- Your objective: Will you extract the entries word for word? Images should not appear in the copy.

(Dataset records)
────────

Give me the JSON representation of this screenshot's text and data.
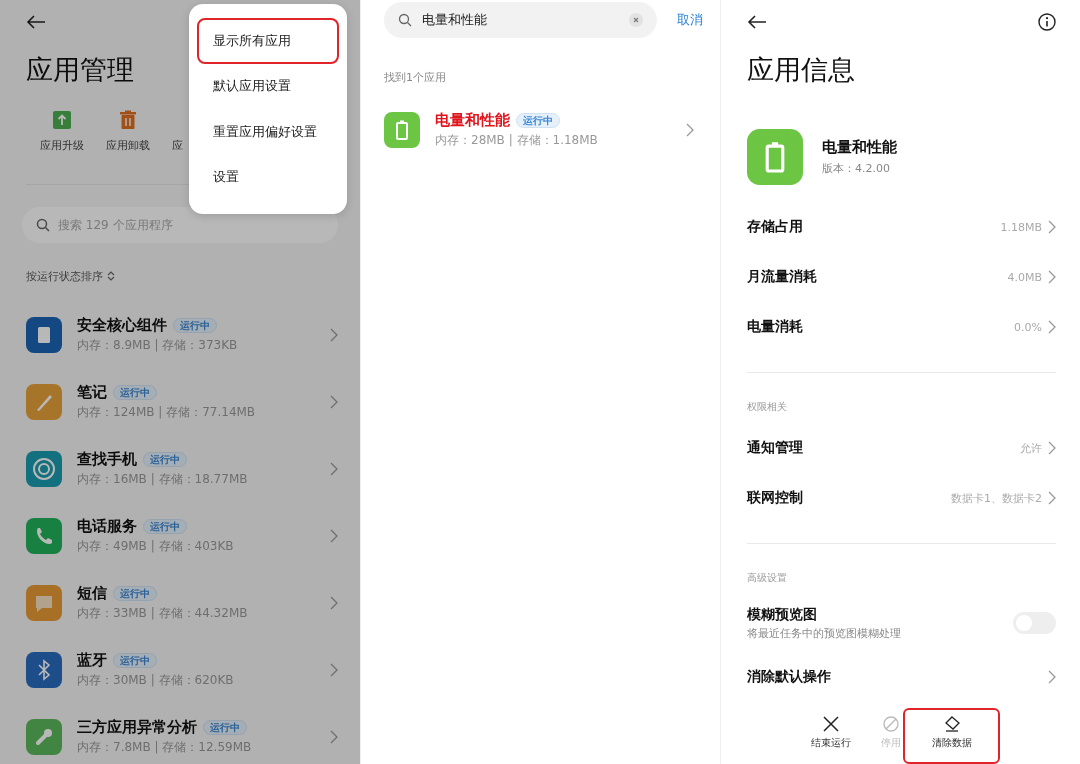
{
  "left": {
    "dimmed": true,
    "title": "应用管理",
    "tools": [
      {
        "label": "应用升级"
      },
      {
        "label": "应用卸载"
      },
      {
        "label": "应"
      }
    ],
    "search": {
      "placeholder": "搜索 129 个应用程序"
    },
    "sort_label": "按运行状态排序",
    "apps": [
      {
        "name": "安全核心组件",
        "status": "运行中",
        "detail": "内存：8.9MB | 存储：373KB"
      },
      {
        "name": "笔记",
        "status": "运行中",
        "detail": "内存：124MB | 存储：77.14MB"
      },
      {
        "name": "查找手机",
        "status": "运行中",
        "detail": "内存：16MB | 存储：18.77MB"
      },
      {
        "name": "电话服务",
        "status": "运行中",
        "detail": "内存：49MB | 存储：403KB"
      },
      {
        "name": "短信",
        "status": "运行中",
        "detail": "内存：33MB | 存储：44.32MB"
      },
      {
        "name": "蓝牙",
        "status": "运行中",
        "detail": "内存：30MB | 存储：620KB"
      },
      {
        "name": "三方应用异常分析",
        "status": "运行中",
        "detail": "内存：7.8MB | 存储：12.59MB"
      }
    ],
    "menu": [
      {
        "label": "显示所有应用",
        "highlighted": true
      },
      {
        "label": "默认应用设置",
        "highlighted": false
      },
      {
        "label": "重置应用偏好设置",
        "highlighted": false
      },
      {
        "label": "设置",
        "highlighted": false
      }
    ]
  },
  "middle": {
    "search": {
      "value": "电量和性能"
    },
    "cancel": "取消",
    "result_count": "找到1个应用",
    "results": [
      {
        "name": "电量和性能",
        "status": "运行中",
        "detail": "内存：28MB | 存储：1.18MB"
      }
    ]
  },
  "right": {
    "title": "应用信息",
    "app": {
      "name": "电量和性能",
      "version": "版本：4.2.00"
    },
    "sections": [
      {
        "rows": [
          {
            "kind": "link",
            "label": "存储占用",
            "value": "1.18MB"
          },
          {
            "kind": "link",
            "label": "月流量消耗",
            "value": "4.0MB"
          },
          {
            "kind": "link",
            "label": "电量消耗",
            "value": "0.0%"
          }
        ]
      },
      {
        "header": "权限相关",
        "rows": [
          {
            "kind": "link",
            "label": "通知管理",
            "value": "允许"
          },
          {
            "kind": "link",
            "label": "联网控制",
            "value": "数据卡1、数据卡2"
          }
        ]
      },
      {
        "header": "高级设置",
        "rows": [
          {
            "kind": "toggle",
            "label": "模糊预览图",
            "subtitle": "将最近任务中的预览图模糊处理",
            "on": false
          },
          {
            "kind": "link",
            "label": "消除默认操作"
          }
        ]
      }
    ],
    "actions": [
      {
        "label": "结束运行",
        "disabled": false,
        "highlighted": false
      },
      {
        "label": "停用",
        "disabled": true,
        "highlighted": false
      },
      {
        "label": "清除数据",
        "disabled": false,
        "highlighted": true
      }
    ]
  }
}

────────

- Solution for this problem:
Give me the JSON representation of this screenshot's text and data.
{
  "left": {
    "dimmed": true,
    "title": "应用管理",
    "tools": [
      {
        "label": "应用升级"
      },
      {
        "label": "应用卸载"
      },
      {
        "label": "应"
      }
    ],
    "search": {
      "placeholder": "搜索 129 个应用程序"
    },
    "sort_label": "按运行状态排序",
    "apps": [
      {
        "name": "安全核心组件",
        "status": "运行中",
        "detail": "内存：8.9MB | 存储：373KB"
      },
      {
        "name": "笔记",
        "status": "运行中",
        "detail": "内存：124MB | 存储：77.14MB"
      },
      {
        "name": "查找手机",
        "status": "运行中",
        "detail": "内存：16MB | 存储：18.77MB"
      },
      {
        "name": "电话服务",
        "status": "运行中",
        "detail": "内存：49MB | 存储：403KB"
      },
      {
        "name": "短信",
        "status": "运行中",
        "detail": "内存：33MB | 存储：44.32MB"
      },
      {
        "name": "蓝牙",
        "status": "运行中",
        "detail": "内存：30MB | 存储：620KB"
      },
      {
        "name": "三方应用异常分析",
        "status": "运行中",
        "detail": "内存：7.8MB | 存储：12.59MB"
      }
    ],
    "menu": [
      {
        "label": "显示所有应用",
        "highlighted": true
      },
      {
        "label": "默认应用设置",
        "highlighted": false
      },
      {
        "label": "重置应用偏好设置",
        "highlighted": false
      },
      {
        "label": "设置",
        "highlighted": false
      }
    ]
  },
  "middle": {
    "search": {
      "value": "电量和性能"
    },
    "cancel": "取消",
    "result_count": "找到1个应用",
    "results": [
      {
        "name": "电量和性能",
        "status": "运行中",
        "detail": "内存：28MB | 存储：1.18MB"
      }
    ]
  },
  "right": {
    "title": "应用信息",
    "app": {
      "name": "电量和性能",
      "version": "版本：4.2.00"
    },
    "sections": [
      {
        "rows": [
          {
            "kind": "link",
            "label": "存储占用",
            "value": "1.18MB"
          },
          {
            "kind": "link",
            "label": "月流量消耗",
            "value": "4.0MB"
          },
          {
            "kind": "link",
            "label": "电量消耗",
            "value": "0.0%"
          }
        ]
      },
      {
        "header": "权限相关",
        "rows": [
          {
            "kind": "link",
            "label": "通知管理",
            "value": "允许"
          },
          {
            "kind": "link",
            "label": "联网控制",
            "value": "数据卡1、数据卡2"
          }
        ]
      },
      {
        "header": "高级设置",
        "rows": [
          {
            "kind": "toggle",
            "label": "模糊预览图",
            "subtitle": "将最近任务中的预览图模糊处理",
            "on": false
          },
          {
            "kind": "link",
            "label": "消除默认操作"
          }
        ]
      }
    ],
    "actions": [
      {
        "label": "结束运行",
        "disabled": false,
        "highlighted": false
      },
      {
        "label": "停用",
        "disabled": true,
        "highlighted": false
      },
      {
        "label": "清除数据",
        "disabled": false,
        "highlighted": true
      }
    ]
  }
}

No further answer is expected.